■ What is required:
Please quote every line word for word.

■ Supplied data:

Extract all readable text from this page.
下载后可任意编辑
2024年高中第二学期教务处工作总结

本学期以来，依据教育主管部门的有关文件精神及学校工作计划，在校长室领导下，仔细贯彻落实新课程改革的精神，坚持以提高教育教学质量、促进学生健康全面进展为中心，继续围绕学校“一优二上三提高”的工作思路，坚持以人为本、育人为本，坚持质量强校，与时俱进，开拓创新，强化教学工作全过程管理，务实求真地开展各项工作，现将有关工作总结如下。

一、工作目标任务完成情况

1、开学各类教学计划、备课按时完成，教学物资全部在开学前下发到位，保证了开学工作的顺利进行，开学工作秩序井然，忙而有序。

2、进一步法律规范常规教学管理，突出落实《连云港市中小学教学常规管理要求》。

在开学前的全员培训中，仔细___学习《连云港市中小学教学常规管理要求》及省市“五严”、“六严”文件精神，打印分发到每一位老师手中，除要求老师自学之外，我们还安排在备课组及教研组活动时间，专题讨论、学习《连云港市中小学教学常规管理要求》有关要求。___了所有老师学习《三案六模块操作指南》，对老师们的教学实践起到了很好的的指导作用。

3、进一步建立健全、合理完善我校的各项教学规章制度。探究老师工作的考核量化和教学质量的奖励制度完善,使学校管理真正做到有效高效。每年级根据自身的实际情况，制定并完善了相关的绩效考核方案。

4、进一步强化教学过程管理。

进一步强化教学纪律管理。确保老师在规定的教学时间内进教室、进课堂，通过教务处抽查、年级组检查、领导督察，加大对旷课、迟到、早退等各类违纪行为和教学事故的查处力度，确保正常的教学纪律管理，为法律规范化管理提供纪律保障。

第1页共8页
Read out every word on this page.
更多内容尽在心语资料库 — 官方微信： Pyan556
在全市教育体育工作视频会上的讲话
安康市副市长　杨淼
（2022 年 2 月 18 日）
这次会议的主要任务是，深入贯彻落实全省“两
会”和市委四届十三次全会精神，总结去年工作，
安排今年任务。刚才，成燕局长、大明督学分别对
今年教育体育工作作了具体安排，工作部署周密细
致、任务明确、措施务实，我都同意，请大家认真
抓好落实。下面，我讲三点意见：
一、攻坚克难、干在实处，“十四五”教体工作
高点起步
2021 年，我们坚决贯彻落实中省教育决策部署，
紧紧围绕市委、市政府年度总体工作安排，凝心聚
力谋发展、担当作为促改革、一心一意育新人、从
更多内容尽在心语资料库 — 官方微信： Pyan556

■ Final result:
Extract all readable text from this page.
下载后可任意编辑
2024年高中第二学期教务处工作总结

本学期以来，依据教育主管部门的有关文件精神及学校工作计划，在校长室领导下，仔细贯彻落实新课程改革的精神，坚持以提高教育教学质量、促进学生健康全面进展为中心，继续围绕学校“一优二上三提高”的工作思路，坚持以人为本、育人为本，坚持质量强校，与时俱进，开拓创新，强化教学工作全过程管理，务实求真地开展各项工作，现将有关工作总结如下。

一、工作目标任务完成情况

1、开学各类教学计划、备课按时完成，教学物资全部在开学前下发到位，保证了开学工作的顺利进行，开学工作秩序井然，忙而有序。

2、进一步法律规范常规教学管理，突出落实《连云港市中小学教学常规管理要求》。

在开学前的全员培训中，仔细___学习《连云港市中小学教学常规管理要求》及省市“五严”、“六严”文件精神，打印分发到每一位老师手中，除要求老师自学之外，我们还安排在备课组及教研组活动时间，专题讨论、学习《连云港市中小学教学常规管理要求》有关要求。___了所有老师学习《三案六模块操作指南》，对老师们的教学实践起到了很好的的指导作用。

3、进一步建立健全、合理完善我校的各项教学规章制度。探究老师工作的考核量化和教学质量的奖励制度完善,使学校管理真正做到有效高效。每年级根据自身的实际情况，制定并完善了相关的绩效考核方案。

4、进一步强化教学过程管理。

进一步强化教学纪律管理。确保老师在规定的教学时间内进教室、进课堂，通过教务处抽查、年级组检查、领导督察，加大对旷课、迟到、早退等各类违纪行为和教学事故的查处力度，确保正常的教学纪律管理，为法律规范化管理提供纪律保障。

第1页共8页
Read out every word on this page.
更多内容尽在心语资料库 — 官方微信： Pyan556
在全市教育体育工作视频会上的讲话
安康市副市长　杨淼
（2022 年 2 月 18 日）
这次会议的主要任务是，深入贯彻落实全省“两
会”和市委四届十三次全会精神，总结去年工作，
安排今年任务。刚才，成燕局长、大明督学分别对
今年教育体育工作作了具体安排，工作部署周密细
致、任务明确、措施务实，我都同意，请大家认真
抓好落实。下面，我讲三点意见：
一、攻坚克难、干在实处，“十四五”教体工作
高点起步
2021 年，我们坚决贯彻落实中省教育决策部署，
紧紧围绕市委、市政府年度总体工作安排，凝心聚
力谋发展、担当作为促改革、一心一意育新人、从
更多内容尽在心语资料库 — 官方微信： Pyan556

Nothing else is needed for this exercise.